- **Direction**:
Do not include the pictures; repeat the rest of the data exactly.

Records from a dataset
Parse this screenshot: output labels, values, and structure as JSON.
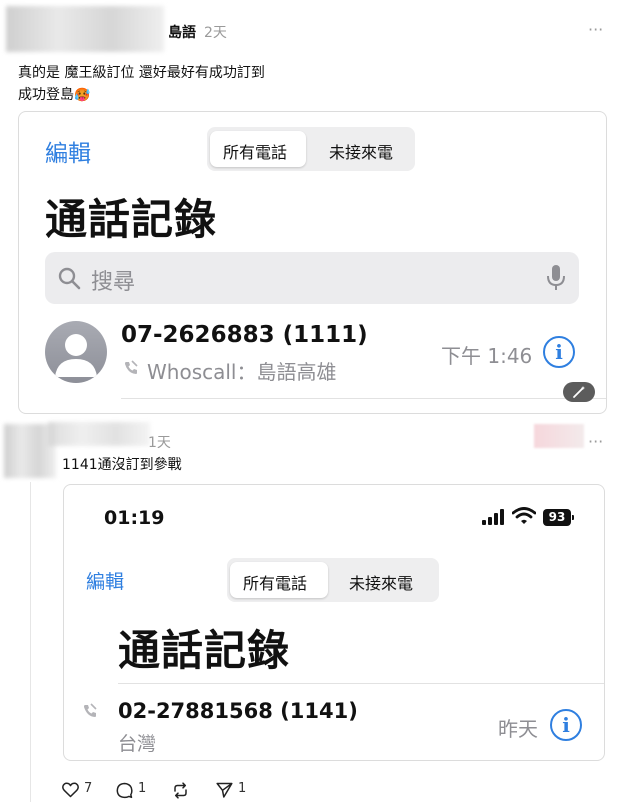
{
  "post1": {
    "username": "島語",
    "time": "2天",
    "more": "···",
    "line1": "真的是 魔王級訂位 還好最好有成功訂到",
    "line2": "成功登島",
    "emoji": "🥵",
    "screenshot": {
      "edit": "編輯",
      "tabs": [
        "所有電話",
        "未接來電"
      ],
      "title": "通話記錄",
      "search_placeholder": "搜尋",
      "entry": {
        "number": "07-2626883 (1111)",
        "source": "Whoscall：島語高雄",
        "time": "下午 1:46"
      }
    }
  },
  "post2": {
    "time": "1天",
    "more": "···",
    "text": "1141通沒訂到參戰",
    "screenshot": {
      "clock": "01:19",
      "battery": "93",
      "edit": "編輯",
      "tabs": [
        "所有電話",
        "未接來電"
      ],
      "title": "通話記錄",
      "entry": {
        "number": "02-27881568 (1141)",
        "location": "台灣",
        "time": "昨天"
      }
    },
    "actions": {
      "likes": "7",
      "comments": "1",
      "shares": "1"
    }
  }
}
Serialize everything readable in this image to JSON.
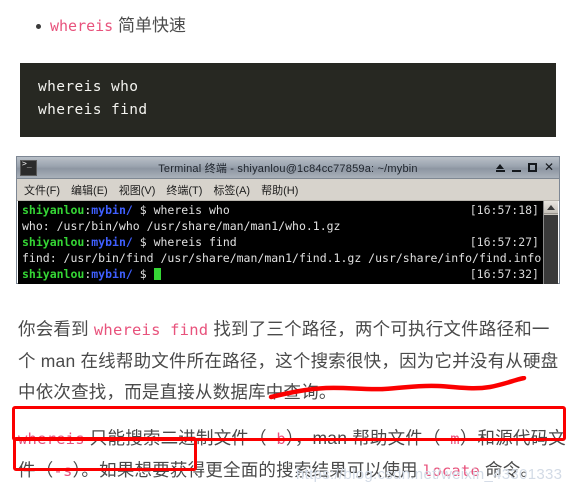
{
  "bullet_list": {
    "items": [
      {
        "code": "whereis",
        "text": " 简单快速"
      }
    ]
  },
  "code_block": {
    "lines": [
      "whereis who",
      "whereis find"
    ]
  },
  "terminal": {
    "title": "Terminal 终端 - shiyanlou@1c84cc77859a: ~/mybin",
    "app_icon": "terminal-icon",
    "window_buttons": {
      "shade": "shade-button",
      "minimize": "minimize-button",
      "maximize": "maximize-button",
      "close": "close-button"
    },
    "menus": [
      "文件(F)",
      "编辑(E)",
      "视图(V)",
      "终端(T)",
      "标签(A)",
      "帮助(H)"
    ],
    "prompt": {
      "user": "shiyanlou",
      "colon": ":",
      "path": "mybin/",
      "sigil": " $ "
    },
    "lines": [
      {
        "type": "prompt",
        "command": "whereis who",
        "time": "[16:57:18]"
      },
      {
        "type": "output",
        "text": "who: /usr/bin/who /usr/share/man/man1/who.1.gz"
      },
      {
        "type": "prompt",
        "command": "whereis find",
        "time": "[16:57:27]"
      },
      {
        "type": "output",
        "text": "find: /usr/bin/find /usr/share/man/man1/find.1.gz /usr/share/info/find.info.gz"
      },
      {
        "type": "prompt",
        "command": "",
        "time": "[16:57:32]",
        "cursor": true
      }
    ],
    "scrollbar": {
      "up_arrow": "scroll-up-arrow"
    }
  },
  "paragraph_1": {
    "seg1": "你会看到 ",
    "code1": "whereis find",
    "seg2": " 找到了三个路径，两个可执行文件路径和一个 man 在线帮助文件所在路径，这个搜索很快，因为它并没有从硬盘中依次查找，而是直接从数据库中查询。"
  },
  "paragraph_2": {
    "code1": "whereis",
    "seg1": " 只能搜索二进制文件（",
    "code2": "-b",
    "seg2": "），man 帮助文件（",
    "code3": "-m",
    "seg3": "）和源代码文件（",
    "code4": "-s",
    "seg4": "）。如果想要获得更全面的搜索结果可以使用 ",
    "code5": "locate",
    "seg5": " 命令。"
  },
  "watermark": {
    "text": "https://blog.csdn.net/weixin_43301333"
  },
  "colors": {
    "inline_code": "#e8527c",
    "annotation_red": "#fb0000",
    "code_block_bg": "#272822",
    "terminal_green": "#35d635",
    "terminal_blue": "#3f5fff",
    "watermark": "#d3dbe6"
  }
}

- **Reply to the exercise**:
Parse this screenshot: output labels, values, and structure as JSON.
{
  "post1": {
    "username": "島語",
    "time": "2天",
    "more": "···",
    "line1": "真的是 魔王級訂位 還好最好有成功訂到",
    "line2": "成功登島",
    "emoji": "🥵",
    "screenshot": {
      "edit": "編輯",
      "tabs": [
        "所有電話",
        "未接來電"
      ],
      "title": "通話記錄",
      "search_placeholder": "搜尋",
      "entry": {
        "number": "07-2626883 (1111)",
        "source": "Whoscall：島語高雄",
        "time": "下午 1:46"
      }
    }
  },
  "post2": {
    "time": "1天",
    "more": "···",
    "text": "1141通沒訂到參戰",
    "screenshot": {
      "clock": "01:19",
      "battery": "93",
      "edit": "編輯",
      "tabs": [
        "所有電話",
        "未接來電"
      ],
      "title": "通話記錄",
      "entry": {
        "number": "02-27881568 (1141)",
        "location": "台灣",
        "time": "昨天"
      }
    },
    "actions": {
      "likes": "7",
      "comments": "1",
      "shares": "1"
    }
  }
}
Serialize everything readable in this image to JSON.
{
  "bullet_list": {
    "items": [
      {
        "code": "whereis",
        "text": " 简单快速"
      }
    ]
  },
  "code_block": {
    "lines": [
      "whereis who",
      "whereis find"
    ]
  },
  "terminal": {
    "title": "Terminal 终端 - shiyanlou@1c84cc77859a: ~/mybin",
    "app_icon": "terminal-icon",
    "window_buttons": {
      "shade": "shade-button",
      "minimize": "minimize-button",
      "maximize": "maximize-button",
      "close": "close-button"
    },
    "menus": [
      "文件(F)",
      "编辑(E)",
      "视图(V)",
      "终端(T)",
      "标签(A)",
      "帮助(H)"
    ],
    "prompt": {
      "user": "shiyanlou",
      "colon": ":",
      "path": "mybin/",
      "sigil": " $ "
    },
    "lines": [
      {
        "type": "prompt",
        "command": "whereis who",
        "time": "[16:57:18]"
      },
      {
        "type": "output",
        "text": "who: /usr/bin/who /usr/share/man/man1/who.1.gz"
      },
      {
        "type": "prompt",
        "command": "whereis find",
        "time": "[16:57:27]"
      },
      {
        "type": "output",
        "text": "find: /usr/bin/find /usr/share/man/man1/find.1.gz /usr/share/info/find.info.gz"
      },
      {
        "type": "prompt",
        "command": "",
        "time": "[16:57:32]",
        "cursor": true
      }
    ],
    "scrollbar": {
      "up_arrow": "scroll-up-arrow"
    }
  },
  "paragraph_1": {
    "seg1": "你会看到 ",
    "code1": "whereis find",
    "seg2": " 找到了三个路径，两个可执行文件路径和一个 man 在线帮助文件所在路径，这个搜索很快，因为它并没有从硬盘中依次查找，而是直接从数据库中查询。"
  },
  "paragraph_2": {
    "code1": "whereis",
    "seg1": " 只能搜索二进制文件（",
    "code2": "-b",
    "seg2": "），man 帮助文件（",
    "code3": "-m",
    "seg3": "）和源代码文件（",
    "code4": "-s",
    "seg4": "）。如果想要获得更全面的搜索结果可以使用 ",
    "code5": "locate",
    "seg5": " 命令。"
  },
  "watermark": {
    "text": "https://blog.csdn.net/weixin_43301333"
  },
  "colors": {
    "inline_code": "#e8527c",
    "annotation_red": "#fb0000",
    "code_block_bg": "#272822",
    "terminal_green": "#35d635",
    "terminal_blue": "#3f5fff",
    "watermark": "#d3dbe6"
  }
}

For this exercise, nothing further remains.